Work required: Within the records that follow, find every line containing the string "approved". Copy those lines.

Records for the exercise:

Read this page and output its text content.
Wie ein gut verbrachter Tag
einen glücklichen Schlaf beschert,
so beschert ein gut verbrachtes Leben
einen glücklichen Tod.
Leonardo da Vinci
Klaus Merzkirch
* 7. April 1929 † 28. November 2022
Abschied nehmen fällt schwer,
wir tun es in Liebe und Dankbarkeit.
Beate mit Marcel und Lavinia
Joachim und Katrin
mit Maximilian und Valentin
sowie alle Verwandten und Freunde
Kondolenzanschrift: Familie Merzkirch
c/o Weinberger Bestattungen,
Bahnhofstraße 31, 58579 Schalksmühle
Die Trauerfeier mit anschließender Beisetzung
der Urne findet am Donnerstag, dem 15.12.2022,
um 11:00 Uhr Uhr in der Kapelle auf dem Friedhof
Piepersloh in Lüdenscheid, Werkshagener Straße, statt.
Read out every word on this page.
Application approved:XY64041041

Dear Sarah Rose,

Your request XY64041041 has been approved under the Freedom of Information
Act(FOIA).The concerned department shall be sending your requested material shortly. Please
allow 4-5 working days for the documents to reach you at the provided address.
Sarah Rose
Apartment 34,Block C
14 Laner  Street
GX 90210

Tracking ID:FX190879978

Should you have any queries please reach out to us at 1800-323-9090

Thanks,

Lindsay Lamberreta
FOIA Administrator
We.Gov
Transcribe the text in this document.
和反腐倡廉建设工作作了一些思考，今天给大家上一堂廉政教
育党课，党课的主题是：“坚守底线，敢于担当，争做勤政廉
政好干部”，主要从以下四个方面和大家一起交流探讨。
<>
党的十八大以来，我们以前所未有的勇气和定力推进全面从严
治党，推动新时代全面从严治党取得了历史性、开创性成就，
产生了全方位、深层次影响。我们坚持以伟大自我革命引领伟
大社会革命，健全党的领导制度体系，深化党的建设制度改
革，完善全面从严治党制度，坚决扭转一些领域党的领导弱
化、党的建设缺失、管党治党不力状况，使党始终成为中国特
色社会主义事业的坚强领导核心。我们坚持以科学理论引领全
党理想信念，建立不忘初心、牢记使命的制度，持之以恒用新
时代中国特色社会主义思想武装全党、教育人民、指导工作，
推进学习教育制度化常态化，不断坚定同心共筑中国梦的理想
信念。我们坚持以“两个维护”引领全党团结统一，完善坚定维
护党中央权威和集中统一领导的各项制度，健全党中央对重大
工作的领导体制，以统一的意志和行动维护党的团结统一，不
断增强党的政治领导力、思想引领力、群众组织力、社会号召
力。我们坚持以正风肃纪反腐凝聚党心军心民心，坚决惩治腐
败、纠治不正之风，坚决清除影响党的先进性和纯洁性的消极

The result:
Application approved:XY64041041
Your request XY64041041 has been approved under the Freedom of Information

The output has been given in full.